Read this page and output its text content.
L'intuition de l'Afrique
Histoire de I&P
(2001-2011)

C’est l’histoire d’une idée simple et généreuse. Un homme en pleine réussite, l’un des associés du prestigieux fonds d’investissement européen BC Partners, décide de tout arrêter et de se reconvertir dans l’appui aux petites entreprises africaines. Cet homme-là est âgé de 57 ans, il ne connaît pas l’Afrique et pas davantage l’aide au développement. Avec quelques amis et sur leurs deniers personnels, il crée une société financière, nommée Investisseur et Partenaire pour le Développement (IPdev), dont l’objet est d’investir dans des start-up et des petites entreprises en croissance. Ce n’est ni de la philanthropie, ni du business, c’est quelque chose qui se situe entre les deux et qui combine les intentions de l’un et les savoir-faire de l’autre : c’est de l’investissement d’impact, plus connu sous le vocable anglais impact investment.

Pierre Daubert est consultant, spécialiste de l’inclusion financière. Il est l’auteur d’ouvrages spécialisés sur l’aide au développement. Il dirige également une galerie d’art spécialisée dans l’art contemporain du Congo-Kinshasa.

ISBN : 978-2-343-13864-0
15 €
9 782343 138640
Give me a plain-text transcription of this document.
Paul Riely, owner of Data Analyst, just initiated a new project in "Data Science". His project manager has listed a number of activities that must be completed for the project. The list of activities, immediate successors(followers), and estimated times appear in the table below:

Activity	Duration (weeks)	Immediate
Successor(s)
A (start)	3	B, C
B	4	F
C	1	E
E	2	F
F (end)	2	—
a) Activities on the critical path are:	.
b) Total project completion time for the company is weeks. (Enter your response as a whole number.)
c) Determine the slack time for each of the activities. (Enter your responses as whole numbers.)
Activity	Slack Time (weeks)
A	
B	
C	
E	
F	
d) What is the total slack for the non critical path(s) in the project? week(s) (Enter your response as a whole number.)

PROBLEM TO WORK ON: Write out the records above again, keeping each one identical to the original.

EXERCISE ANSWER:
Read this page and output its text content.
L'intuition de l'Afrique
Histoire de I&P
(2001-2011)

C’est l’histoire d’une idée simple et généreuse. Un homme en pleine réussite, l’un des associés du prestigieux fonds d’investissement européen BC Partners, décide de tout arrêter et de se reconvertir dans l’appui aux petites entreprises africaines. Cet homme-là est âgé de 57 ans, il ne connaît pas l’Afrique et pas davantage l’aide au développement. Avec quelques amis et sur leurs deniers personnels, il crée une société financière, nommée Investisseur et Partenaire pour le Développement (IPdev), dont l’objet est d’investir dans des start-up et des petites entreprises en croissance. Ce n’est ni de la philanthropie, ni du business, c’est quelque chose qui se situe entre les deux et qui combine les intentions de l’un et les savoir-faire de l’autre : c’est de l’investissement d’impact, plus connu sous le vocable anglais impact investment.

Pierre Daubert est consultant, spécialiste de l’inclusion financière. Il est l’auteur d’ouvrages spécialisés sur l’aide au développement. Il dirige également une galerie d’art spécialisée dans l’art contemporain du Congo-Kinshasa.

ISBN : 978-2-343-13864-0
15 €
9 782343 138640
Give me a plain-text transcription of this document.
Paul Riely, owner of Data Analyst, just initiated a new project in "Data Science". His project manager has listed a number of activities that must be completed for the project. The list of activities, immediate successors(followers), and estimated times appear in the table below:

Activity	Duration (weeks)	Immediate
Successor(s)
A (start)	3	B, C
B	4	F
C	1	E
E	2	F
F (end)	2	—
a) Activities on the critical path are:	.
b) Total project completion time for the company is weeks. (Enter your response as a whole number.)
c) Determine the slack time for each of the activities. (Enter your responses as whole numbers.)
Activity	Slack Time (weeks)
A	
B	
C	
E	
F	
d) What is the total slack for the non critical path(s) in the project? week(s) (Enter your response as a whole number.)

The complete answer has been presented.